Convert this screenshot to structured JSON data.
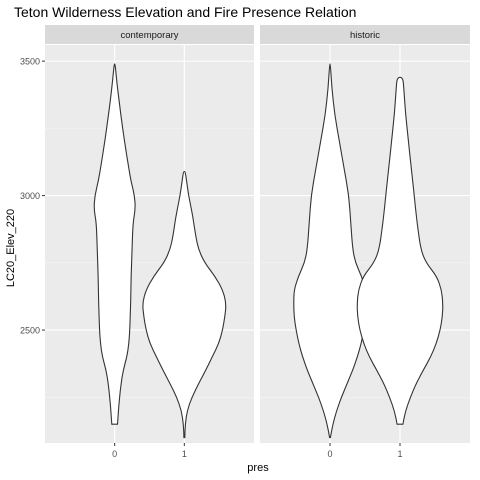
{
  "chart_data": {
    "type": "violin",
    "title": "Teton Wilderness Elevation and Fire Presence Relation",
    "xlabel": "pres",
    "ylabel": "LC20_Elev_220",
    "categories": [
      "0",
      "1"
    ],
    "yticks": [
      2500,
      3000,
      3500
    ],
    "ylim": [
      2080,
      3560
    ],
    "grid": true,
    "panel_background": "#ebebeb",
    "strip_background": "#d9d9d9",
    "violin_fill": "#ffffff",
    "violin_stroke": "#333333",
    "facets": [
      {
        "label": "contemporary",
        "violins": [
          {
            "category": "0",
            "profile": [
              [
                2150,
                0.034
              ],
              [
                2200,
                0.045
              ],
              [
                2250,
                0.059
              ],
              [
                2300,
                0.076
              ],
              [
                2350,
                0.101
              ],
              [
                2400,
                0.146
              ],
              [
                2450,
                0.169
              ],
              [
                2500,
                0.18
              ],
              [
                2600,
                0.191
              ],
              [
                2700,
                0.196
              ],
              [
                2800,
                0.207
              ],
              [
                2900,
                0.218
              ],
              [
                2950,
                0.247
              ],
              [
                3000,
                0.236
              ],
              [
                3050,
                0.197
              ],
              [
                3100,
                0.169
              ],
              [
                3200,
                0.118
              ],
              [
                3300,
                0.073
              ],
              [
                3400,
                0.034
              ],
              [
                3450,
                0.017
              ],
              [
                3490,
                0.005
              ]
            ]
          },
          {
            "category": "1",
            "profile": [
              [
                2100,
                0.005
              ],
              [
                2150,
                0.011
              ],
              [
                2200,
                0.034
              ],
              [
                2250,
                0.09
              ],
              [
                2300,
                0.169
              ],
              [
                2350,
                0.253
              ],
              [
                2400,
                0.331
              ],
              [
                2450,
                0.41
              ],
              [
                2500,
                0.455
              ],
              [
                2550,
                0.483
              ],
              [
                2600,
                0.499
              ],
              [
                2650,
                0.455
              ],
              [
                2700,
                0.365
              ],
              [
                2750,
                0.242
              ],
              [
                2800,
                0.169
              ],
              [
                2850,
                0.135
              ],
              [
                2900,
                0.112
              ],
              [
                2950,
                0.084
              ],
              [
                3000,
                0.051
              ],
              [
                3050,
                0.028
              ],
              [
                3090,
                0.011
              ]
            ]
          }
        ]
      },
      {
        "label": "historic",
        "violins": [
          {
            "category": "0",
            "profile": [
              [
                2100,
                0.005
              ],
              [
                2150,
                0.034
              ],
              [
                2200,
                0.079
              ],
              [
                2250,
                0.135
              ],
              [
                2300,
                0.202
              ],
              [
                2350,
                0.27
              ],
              [
                2400,
                0.326
              ],
              [
                2450,
                0.371
              ],
              [
                2500,
                0.404
              ],
              [
                2550,
                0.427
              ],
              [
                2600,
                0.432
              ],
              [
                2650,
                0.427
              ],
              [
                2700,
                0.376
              ],
              [
                2750,
                0.303
              ],
              [
                2800,
                0.27
              ],
              [
                2900,
                0.247
              ],
              [
                3000,
                0.225
              ],
              [
                3100,
                0.169
              ],
              [
                3200,
                0.112
              ],
              [
                3300,
                0.056
              ],
              [
                3400,
                0.022
              ],
              [
                3490,
                0.005
              ]
            ]
          },
          {
            "category": "1",
            "profile": [
              [
                2150,
                0.034
              ],
              [
                2200,
                0.067
              ],
              [
                2250,
                0.124
              ],
              [
                2300,
                0.191
              ],
              [
                2350,
                0.275
              ],
              [
                2400,
                0.365
              ],
              [
                2450,
                0.432
              ],
              [
                2500,
                0.478
              ],
              [
                2550,
                0.505
              ],
              [
                2600,
                0.511
              ],
              [
                2650,
                0.494
              ],
              [
                2700,
                0.438
              ],
              [
                2750,
                0.309
              ],
              [
                2800,
                0.247
              ],
              [
                2900,
                0.202
              ],
              [
                3000,
                0.169
              ],
              [
                3100,
                0.135
              ],
              [
                3200,
                0.101
              ],
              [
                3300,
                0.067
              ],
              [
                3400,
                0.045
              ],
              [
                3440,
                0.034
              ]
            ]
          }
        ]
      }
    ]
  }
}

======

* _Stated task_:
Exclude the images, then output the data above word for word.

* _Written response_:
Convert this screenshot to structured JSON data.
{
  "chart_data": {
    "type": "violin",
    "title": "Teton Wilderness Elevation and Fire Presence Relation",
    "xlabel": "pres",
    "ylabel": "LC20_Elev_220",
    "categories": [
      "0",
      "1"
    ],
    "yticks": [
      2500,
      3000,
      3500
    ],
    "ylim": [
      2080,
      3560
    ],
    "grid": true,
    "panel_background": "#ebebeb",
    "strip_background": "#d9d9d9",
    "violin_fill": "#ffffff",
    "violin_stroke": "#333333",
    "facets": [
      {
        "label": "contemporary",
        "violins": [
          {
            "category": "0",
            "profile": [
              [
                2150,
                0.034
              ],
              [
                2200,
                0.045
              ],
              [
                2250,
                0.059
              ],
              [
                2300,
                0.076
              ],
              [
                2350,
                0.101
              ],
              [
                2400,
                0.146
              ],
              [
                2450,
                0.169
              ],
              [
                2500,
                0.18
              ],
              [
                2600,
                0.191
              ],
              [
                2700,
                0.196
              ],
              [
                2800,
                0.207
              ],
              [
                2900,
                0.218
              ],
              [
                2950,
                0.247
              ],
              [
                3000,
                0.236
              ],
              [
                3050,
                0.197
              ],
              [
                3100,
                0.169
              ],
              [
                3200,
                0.118
              ],
              [
                3300,
                0.073
              ],
              [
                3400,
                0.034
              ],
              [
                3450,
                0.017
              ],
              [
                3490,
                0.005
              ]
            ]
          },
          {
            "category": "1",
            "profile": [
              [
                2100,
                0.005
              ],
              [
                2150,
                0.011
              ],
              [
                2200,
                0.034
              ],
              [
                2250,
                0.09
              ],
              [
                2300,
                0.169
              ],
              [
                2350,
                0.253
              ],
              [
                2400,
                0.331
              ],
              [
                2450,
                0.41
              ],
              [
                2500,
                0.455
              ],
              [
                2550,
                0.483
              ],
              [
                2600,
                0.499
              ],
              [
                2650,
                0.455
              ],
              [
                2700,
                0.365
              ],
              [
                2750,
                0.242
              ],
              [
                2800,
                0.169
              ],
              [
                2850,
                0.135
              ],
              [
                2900,
                0.112
              ],
              [
                2950,
                0.084
              ],
              [
                3000,
                0.051
              ],
              [
                3050,
                0.028
              ],
              [
                3090,
                0.011
              ]
            ]
          }
        ]
      },
      {
        "label": "historic",
        "violins": [
          {
            "category": "0",
            "profile": [
              [
                2100,
                0.005
              ],
              [
                2150,
                0.034
              ],
              [
                2200,
                0.079
              ],
              [
                2250,
                0.135
              ],
              [
                2300,
                0.202
              ],
              [
                2350,
                0.27
              ],
              [
                2400,
                0.326
              ],
              [
                2450,
                0.371
              ],
              [
                2500,
                0.404
              ],
              [
                2550,
                0.427
              ],
              [
                2600,
                0.432
              ],
              [
                2650,
                0.427
              ],
              [
                2700,
                0.376
              ],
              [
                2750,
                0.303
              ],
              [
                2800,
                0.27
              ],
              [
                2900,
                0.247
              ],
              [
                3000,
                0.225
              ],
              [
                3100,
                0.169
              ],
              [
                3200,
                0.112
              ],
              [
                3300,
                0.056
              ],
              [
                3400,
                0.022
              ],
              [
                3490,
                0.005
              ]
            ]
          },
          {
            "category": "1",
            "profile": [
              [
                2150,
                0.034
              ],
              [
                2200,
                0.067
              ],
              [
                2250,
                0.124
              ],
              [
                2300,
                0.191
              ],
              [
                2350,
                0.275
              ],
              [
                2400,
                0.365
              ],
              [
                2450,
                0.432
              ],
              [
                2500,
                0.478
              ],
              [
                2550,
                0.505
              ],
              [
                2600,
                0.511
              ],
              [
                2650,
                0.494
              ],
              [
                2700,
                0.438
              ],
              [
                2750,
                0.309
              ],
              [
                2800,
                0.247
              ],
              [
                2900,
                0.202
              ],
              [
                3000,
                0.169
              ],
              [
                3100,
                0.135
              ],
              [
                3200,
                0.101
              ],
              [
                3300,
                0.067
              ],
              [
                3400,
                0.045
              ],
              [
                3440,
                0.034
              ]
            ]
          }
        ]
      }
    ]
  }
}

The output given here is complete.